▸ **WHAT TO DO**:
Each entry below should be reproduced character for character.

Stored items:
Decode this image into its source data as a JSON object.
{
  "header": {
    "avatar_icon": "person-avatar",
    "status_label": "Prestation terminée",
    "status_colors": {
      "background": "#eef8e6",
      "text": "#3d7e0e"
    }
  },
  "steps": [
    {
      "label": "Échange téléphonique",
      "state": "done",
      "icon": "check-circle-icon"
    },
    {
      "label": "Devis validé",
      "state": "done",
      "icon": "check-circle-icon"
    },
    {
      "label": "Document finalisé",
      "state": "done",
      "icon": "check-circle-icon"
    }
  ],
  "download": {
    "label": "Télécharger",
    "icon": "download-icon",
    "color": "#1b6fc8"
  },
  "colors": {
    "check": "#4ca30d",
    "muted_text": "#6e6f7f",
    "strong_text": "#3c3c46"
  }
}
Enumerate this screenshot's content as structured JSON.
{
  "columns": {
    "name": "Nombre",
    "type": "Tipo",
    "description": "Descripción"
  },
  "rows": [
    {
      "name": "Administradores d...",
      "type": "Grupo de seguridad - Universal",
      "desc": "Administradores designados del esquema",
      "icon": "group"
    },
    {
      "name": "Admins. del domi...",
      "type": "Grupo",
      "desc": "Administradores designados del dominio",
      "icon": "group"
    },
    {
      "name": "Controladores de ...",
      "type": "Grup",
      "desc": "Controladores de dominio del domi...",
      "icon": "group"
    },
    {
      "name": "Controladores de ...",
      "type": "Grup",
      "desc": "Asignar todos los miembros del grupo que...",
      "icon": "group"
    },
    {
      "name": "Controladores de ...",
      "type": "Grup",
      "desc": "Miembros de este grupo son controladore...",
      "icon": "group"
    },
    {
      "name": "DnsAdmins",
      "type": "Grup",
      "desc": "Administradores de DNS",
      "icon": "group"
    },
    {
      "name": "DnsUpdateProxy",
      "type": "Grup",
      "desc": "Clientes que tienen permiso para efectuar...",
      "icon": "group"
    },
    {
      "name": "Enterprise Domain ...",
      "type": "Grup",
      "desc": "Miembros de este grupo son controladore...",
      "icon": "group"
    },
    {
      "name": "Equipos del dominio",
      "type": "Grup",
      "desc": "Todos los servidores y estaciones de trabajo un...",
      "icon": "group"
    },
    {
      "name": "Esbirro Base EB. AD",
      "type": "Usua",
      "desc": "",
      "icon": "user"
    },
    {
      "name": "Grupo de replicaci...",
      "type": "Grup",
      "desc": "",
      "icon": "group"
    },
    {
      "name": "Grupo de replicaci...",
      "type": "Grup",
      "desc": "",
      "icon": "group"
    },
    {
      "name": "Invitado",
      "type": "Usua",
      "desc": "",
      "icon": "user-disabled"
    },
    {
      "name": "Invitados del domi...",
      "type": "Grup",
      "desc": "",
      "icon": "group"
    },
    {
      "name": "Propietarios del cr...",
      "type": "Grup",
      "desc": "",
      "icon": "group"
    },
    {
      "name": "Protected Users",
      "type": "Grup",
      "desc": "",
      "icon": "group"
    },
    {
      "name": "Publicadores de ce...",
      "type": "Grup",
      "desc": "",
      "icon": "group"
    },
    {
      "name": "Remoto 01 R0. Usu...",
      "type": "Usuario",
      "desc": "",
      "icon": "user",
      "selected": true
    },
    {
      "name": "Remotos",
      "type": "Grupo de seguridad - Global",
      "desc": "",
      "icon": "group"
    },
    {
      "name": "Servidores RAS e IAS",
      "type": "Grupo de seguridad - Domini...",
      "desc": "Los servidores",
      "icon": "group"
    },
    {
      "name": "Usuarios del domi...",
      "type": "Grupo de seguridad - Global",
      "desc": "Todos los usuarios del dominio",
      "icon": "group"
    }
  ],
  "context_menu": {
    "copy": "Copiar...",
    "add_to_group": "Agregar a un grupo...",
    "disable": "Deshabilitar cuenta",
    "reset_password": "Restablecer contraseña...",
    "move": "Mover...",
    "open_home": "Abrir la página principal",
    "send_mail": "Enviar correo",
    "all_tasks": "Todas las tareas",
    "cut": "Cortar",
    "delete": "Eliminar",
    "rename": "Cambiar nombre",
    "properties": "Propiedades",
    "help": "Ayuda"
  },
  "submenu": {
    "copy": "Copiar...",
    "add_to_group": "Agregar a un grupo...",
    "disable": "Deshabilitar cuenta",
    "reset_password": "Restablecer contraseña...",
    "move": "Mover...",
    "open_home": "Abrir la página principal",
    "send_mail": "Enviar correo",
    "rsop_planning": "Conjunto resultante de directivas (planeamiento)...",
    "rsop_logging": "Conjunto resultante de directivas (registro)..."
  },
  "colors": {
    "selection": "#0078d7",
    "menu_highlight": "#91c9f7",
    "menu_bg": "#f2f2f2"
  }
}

▸ **ANSWER FOR THE TASK**:
Decode this image into its source data as a JSON object.
{
  "header": {
    "avatar_icon": "person-avatar",
    "status_label": "Prestation terminée",
    "status_colors": {
      "background": "#eef8e6",
      "text": "#3d7e0e"
    }
  },
  "steps": [
    {
      "label": "Échange téléphonique",
      "state": "done",
      "icon": "check-circle-icon"
    },
    {
      "label": "Devis validé",
      "state": "done",
      "icon": "check-circle-icon"
    },
    {
      "label": "Document finalisé",
      "state": "done",
      "icon": "check-circle-icon"
    }
  ],
  "download": {
    "label": "Télécharger",
    "icon": "download-icon",
    "color": "#1b6fc8"
  },
  "colors": {
    "check": "#4ca30d",
    "muted_text": "#6e6f7f",
    "strong_text": "#3c3c46"
  }
}
Enumerate this screenshot's content as structured JSON.
{
  "columns": {
    "name": "Nombre",
    "type": "Tipo",
    "description": "Descripción"
  },
  "rows": [
    {
      "name": "Administradores d...",
      "type": "Grupo de seguridad - Universal",
      "desc": "Administradores designados del esquema",
      "icon": "group"
    },
    {
      "name": "Admins. del domi...",
      "type": "Grupo",
      "desc": "Administradores designados del dominio",
      "icon": "group"
    },
    {
      "name": "Controladores de ...",
      "type": "Grup",
      "desc": "Controladores de dominio del domi...",
      "icon": "group"
    },
    {
      "name": "Controladores de ...",
      "type": "Grup",
      "desc": "Asignar todos los miembros del grupo que...",
      "icon": "group"
    },
    {
      "name": "Controladores de ...",
      "type": "Grup",
      "desc": "Miembros de este grupo son controladore...",
      "icon": "group"
    },
    {
      "name": "DnsAdmins",
      "type": "Grup",
      "desc": "Administradores de DNS",
      "icon": "group"
    },
    {
      "name": "DnsUpdateProxy",
      "type": "Grup",
      "desc": "Clientes que tienen permiso para efectuar...",
      "icon": "group"
    },
    {
      "name": "Enterprise Domain ...",
      "type": "Grup",
      "desc": "Miembros de este grupo son controladore...",
      "icon": "group"
    },
    {
      "name": "Equipos del dominio",
      "type": "Grup",
      "desc": "Todos los servidores y estaciones de trabajo un...",
      "icon": "group"
    },
    {
      "name": "Esbirro Base EB. AD",
      "type": "Usua",
      "desc": "",
      "icon": "user"
    },
    {
      "name": "Grupo de replicaci...",
      "type": "Grup",
      "desc": "",
      "icon": "group"
    },
    {
      "name": "Grupo de replicaci...",
      "type": "Grup",
      "desc": "",
      "icon": "group"
    },
    {
      "name": "Invitado",
      "type": "Usua",
      "desc": "",
      "icon": "user-disabled"
    },
    {
      "name": "Invitados del domi...",
      "type": "Grup",
      "desc": "",
      "icon": "group"
    },
    {
      "name": "Propietarios del cr...",
      "type": "Grup",
      "desc": "",
      "icon": "group"
    },
    {
      "name": "Protected Users",
      "type": "Grup",
      "desc": "",
      "icon": "group"
    },
    {
      "name": "Publicadores de ce...",
      "type": "Grup",
      "desc": "",
      "icon": "group"
    },
    {
      "name": "Remoto 01 R0. Usu...",
      "type": "Usuario",
      "desc": "",
      "icon": "user",
      "selected": true
    },
    {
      "name": "Remotos",
      "type": "Grupo de seguridad - Global",
      "desc": "",
      "icon": "group"
    },
    {
      "name": "Servidores RAS e IAS",
      "type": "Grupo de seguridad - Domini...",
      "desc": "Los servidores",
      "icon": "group"
    },
    {
      "name": "Usuarios del domi...",
      "type": "Grupo de seguridad - Global",
      "desc": "Todos los usuarios del dominio",
      "icon": "group"
    }
  ],
  "context_menu": {
    "copy": "Copiar...",
    "add_to_group": "Agregar a un grupo...",
    "disable": "Deshabilitar cuenta",
    "reset_password": "Restablecer contraseña...",
    "move": "Mover...",
    "open_home": "Abrir la página principal",
    "send_mail": "Enviar correo",
    "all_tasks": "Todas las tareas",
    "cut": "Cortar",
    "delete": "Eliminar",
    "rename": "Cambiar nombre",
    "properties": "Propiedades",
    "help": "Ayuda"
  },
  "submenu": {
    "copy": "Copiar...",
    "add_to_group": "Agregar a un grupo...",
    "disable": "Deshabilitar cuenta",
    "reset_password": "Restablecer contraseña...",
    "move": "Mover...",
    "open_home": "Abrir la página principal",
    "send_mail": "Enviar correo",
    "rsop_planning": "Conjunto resultante de directivas (planeamiento)...",
    "rsop_logging": "Conjunto resultante de directivas (registro)..."
  },
  "colors": {
    "selection": "#0078d7",
    "menu_highlight": "#91c9f7",
    "menu_bg": "#f2f2f2"
  }
}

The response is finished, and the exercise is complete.